■ Problem to solve: From the records below, give the number of lines that contain the string "område", without any other text.

■ Task input:
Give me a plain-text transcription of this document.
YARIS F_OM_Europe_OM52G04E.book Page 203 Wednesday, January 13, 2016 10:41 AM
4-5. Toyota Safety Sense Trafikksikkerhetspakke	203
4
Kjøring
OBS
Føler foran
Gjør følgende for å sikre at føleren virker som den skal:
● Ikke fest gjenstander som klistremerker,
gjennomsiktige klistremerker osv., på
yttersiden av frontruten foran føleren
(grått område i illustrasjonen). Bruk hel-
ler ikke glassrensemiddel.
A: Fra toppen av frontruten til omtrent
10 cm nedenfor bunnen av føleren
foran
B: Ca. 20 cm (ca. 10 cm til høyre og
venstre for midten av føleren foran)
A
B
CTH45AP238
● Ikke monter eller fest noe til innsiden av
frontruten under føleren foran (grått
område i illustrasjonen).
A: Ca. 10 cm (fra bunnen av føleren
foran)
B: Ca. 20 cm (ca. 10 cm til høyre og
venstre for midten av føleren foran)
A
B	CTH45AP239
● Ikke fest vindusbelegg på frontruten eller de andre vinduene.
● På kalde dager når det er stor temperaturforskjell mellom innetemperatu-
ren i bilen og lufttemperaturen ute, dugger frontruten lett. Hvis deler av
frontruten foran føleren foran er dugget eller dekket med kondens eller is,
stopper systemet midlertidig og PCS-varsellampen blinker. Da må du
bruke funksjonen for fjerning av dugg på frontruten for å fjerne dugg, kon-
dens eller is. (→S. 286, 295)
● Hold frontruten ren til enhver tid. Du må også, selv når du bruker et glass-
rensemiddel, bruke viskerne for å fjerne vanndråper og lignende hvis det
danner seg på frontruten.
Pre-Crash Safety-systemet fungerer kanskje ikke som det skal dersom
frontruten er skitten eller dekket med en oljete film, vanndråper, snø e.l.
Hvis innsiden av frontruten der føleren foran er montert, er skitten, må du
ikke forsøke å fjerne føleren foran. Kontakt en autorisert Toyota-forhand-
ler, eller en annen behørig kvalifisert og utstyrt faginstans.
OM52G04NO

--

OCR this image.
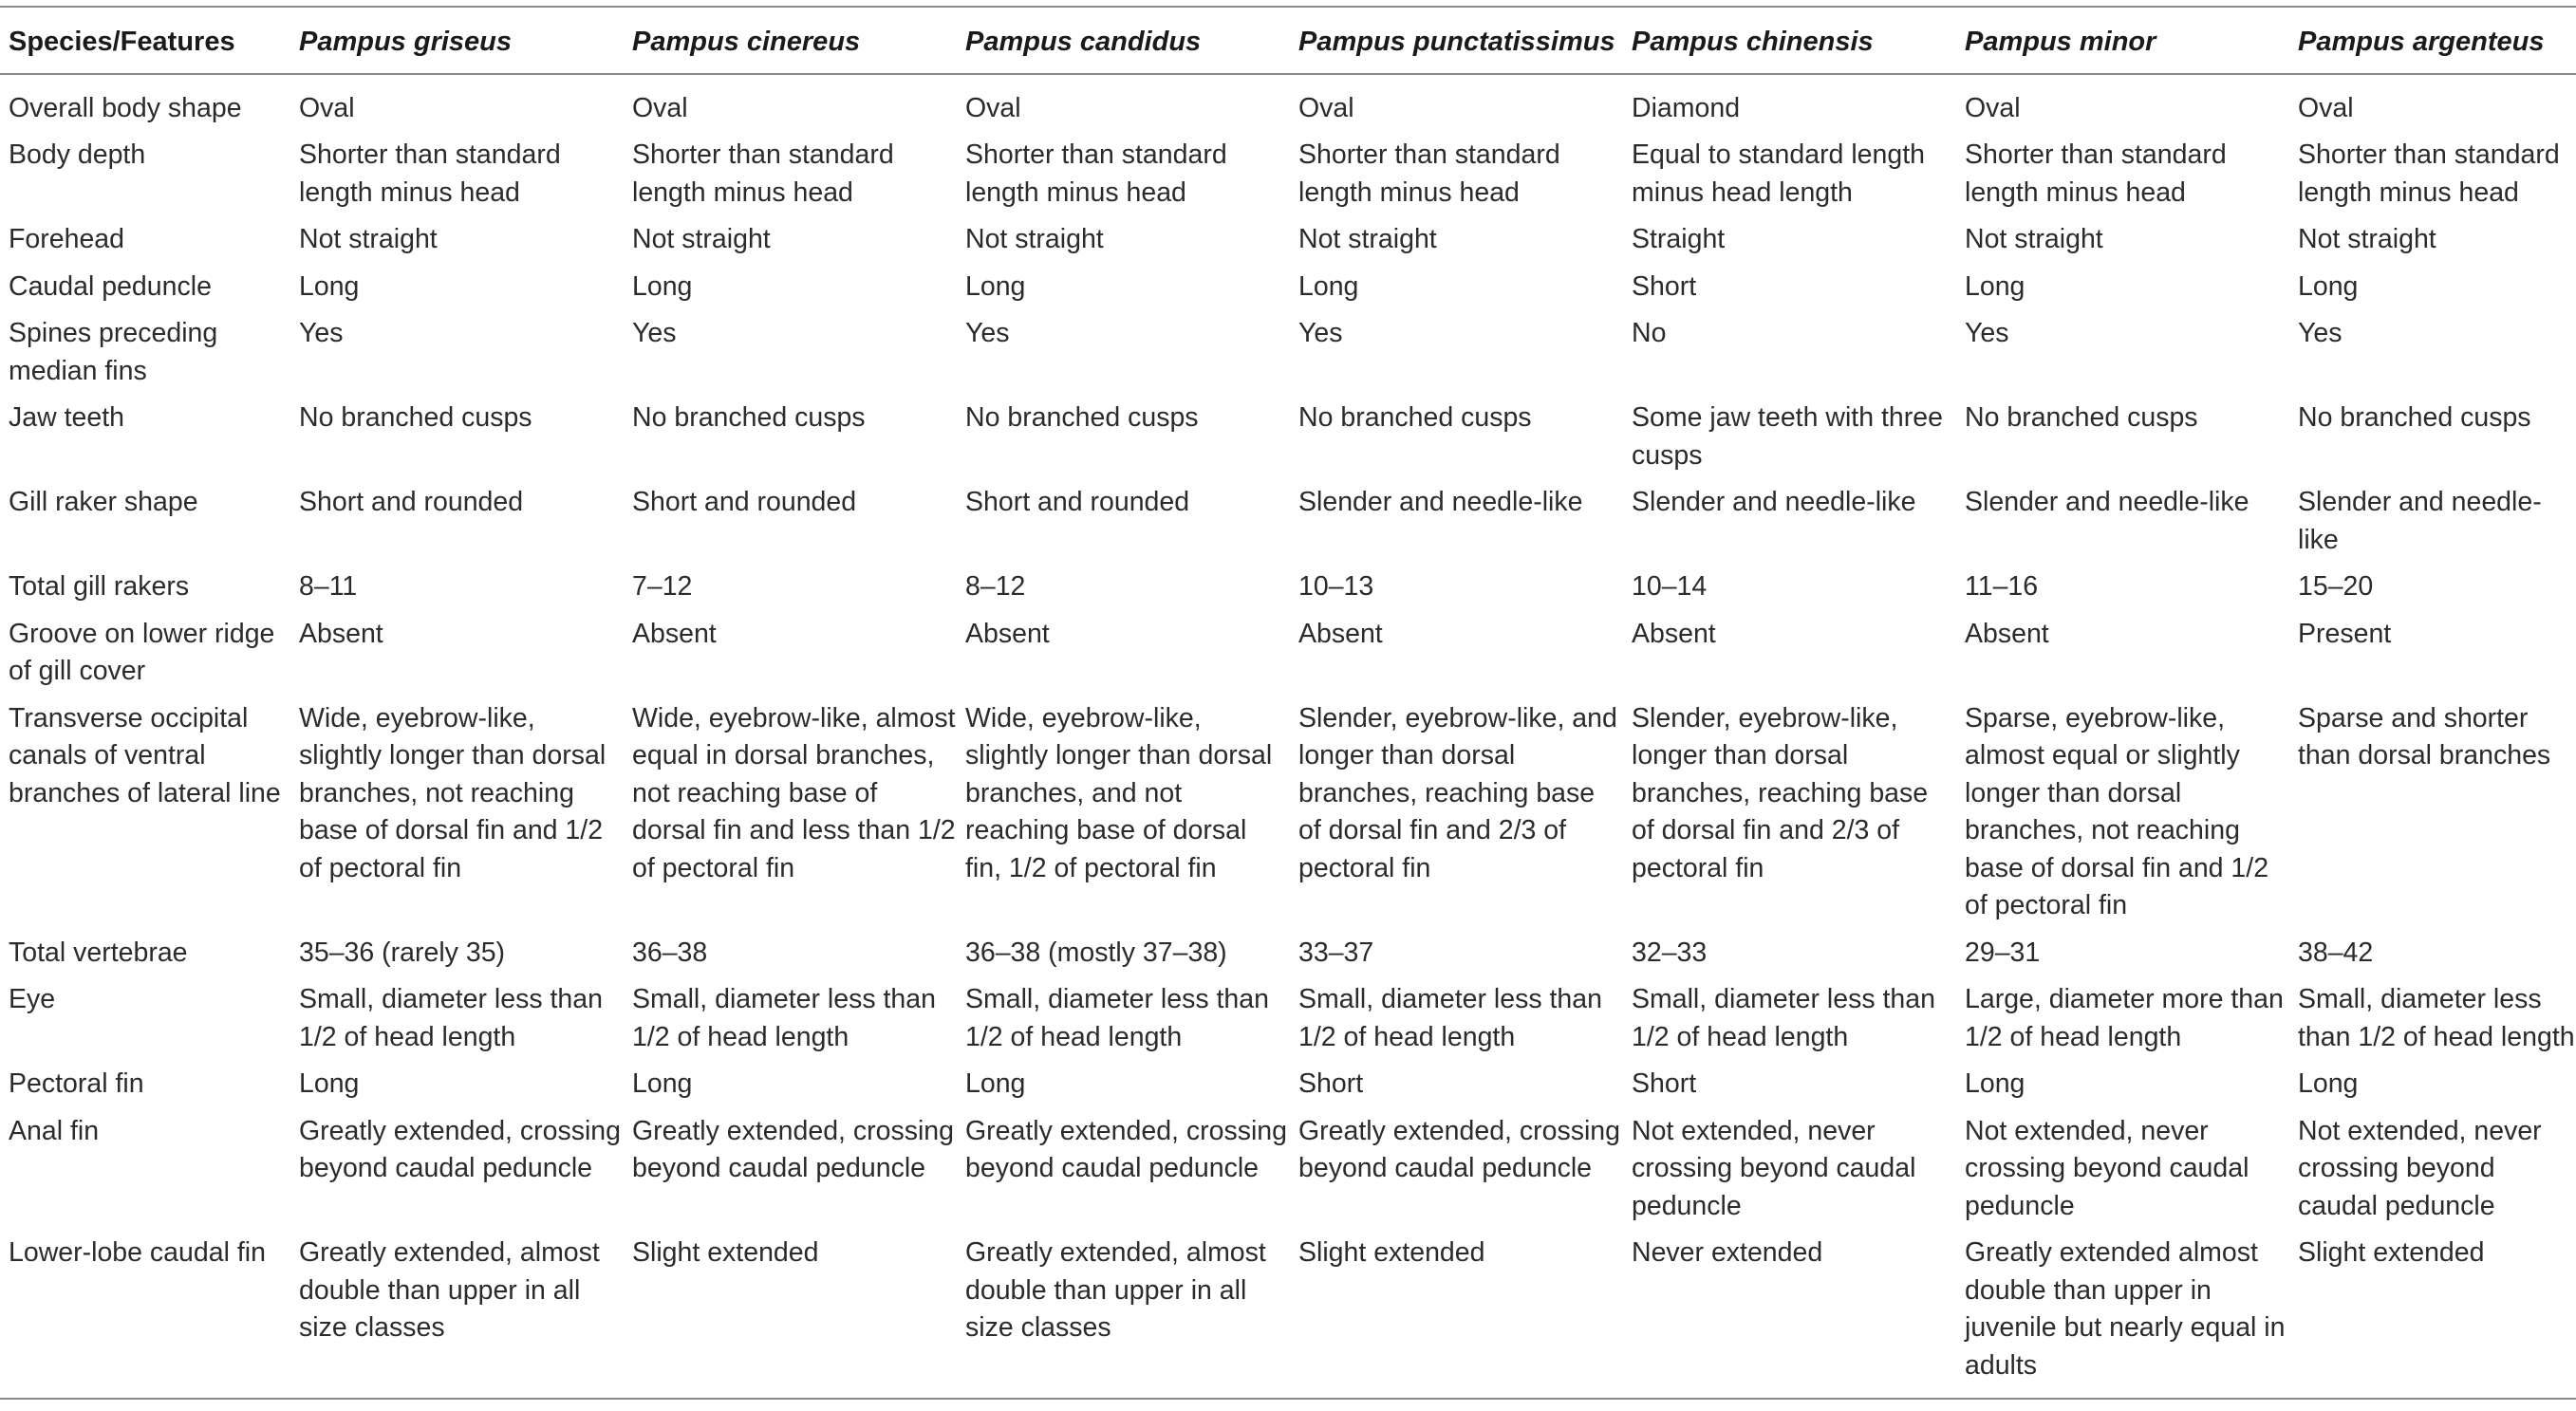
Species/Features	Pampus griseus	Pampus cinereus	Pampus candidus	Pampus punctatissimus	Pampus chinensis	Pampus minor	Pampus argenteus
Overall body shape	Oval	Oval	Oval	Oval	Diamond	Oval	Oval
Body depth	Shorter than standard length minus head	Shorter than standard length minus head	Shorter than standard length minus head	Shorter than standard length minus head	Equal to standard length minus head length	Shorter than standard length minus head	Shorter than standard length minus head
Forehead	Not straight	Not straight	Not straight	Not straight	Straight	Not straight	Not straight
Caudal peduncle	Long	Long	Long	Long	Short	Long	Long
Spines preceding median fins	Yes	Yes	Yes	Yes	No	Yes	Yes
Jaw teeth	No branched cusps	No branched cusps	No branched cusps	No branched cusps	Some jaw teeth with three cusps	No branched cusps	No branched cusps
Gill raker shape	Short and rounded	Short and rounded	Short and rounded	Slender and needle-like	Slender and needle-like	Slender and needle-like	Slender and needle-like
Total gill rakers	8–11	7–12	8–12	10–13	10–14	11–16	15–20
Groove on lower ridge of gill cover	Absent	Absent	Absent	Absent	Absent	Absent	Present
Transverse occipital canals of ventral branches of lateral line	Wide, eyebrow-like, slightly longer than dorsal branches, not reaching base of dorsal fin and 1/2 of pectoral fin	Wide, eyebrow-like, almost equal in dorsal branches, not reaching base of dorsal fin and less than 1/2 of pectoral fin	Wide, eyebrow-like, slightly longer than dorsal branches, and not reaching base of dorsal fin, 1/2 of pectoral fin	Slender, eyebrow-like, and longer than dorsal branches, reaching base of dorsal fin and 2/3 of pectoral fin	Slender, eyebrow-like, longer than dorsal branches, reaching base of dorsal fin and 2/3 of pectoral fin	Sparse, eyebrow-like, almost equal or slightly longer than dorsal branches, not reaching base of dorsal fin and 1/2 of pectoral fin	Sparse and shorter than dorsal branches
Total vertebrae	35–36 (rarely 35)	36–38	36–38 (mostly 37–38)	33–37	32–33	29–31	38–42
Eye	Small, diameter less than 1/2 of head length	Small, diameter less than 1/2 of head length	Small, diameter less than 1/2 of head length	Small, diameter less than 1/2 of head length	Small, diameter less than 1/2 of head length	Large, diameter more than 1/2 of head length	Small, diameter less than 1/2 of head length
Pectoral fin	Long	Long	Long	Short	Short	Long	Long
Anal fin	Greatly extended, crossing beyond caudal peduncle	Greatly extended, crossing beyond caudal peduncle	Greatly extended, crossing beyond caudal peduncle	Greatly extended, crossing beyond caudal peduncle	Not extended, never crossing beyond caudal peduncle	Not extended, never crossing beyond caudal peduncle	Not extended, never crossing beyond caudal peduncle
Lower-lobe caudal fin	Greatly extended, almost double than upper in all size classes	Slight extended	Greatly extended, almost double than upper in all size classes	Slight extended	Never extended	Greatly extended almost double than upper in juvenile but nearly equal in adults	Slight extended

■ Result of this task: 2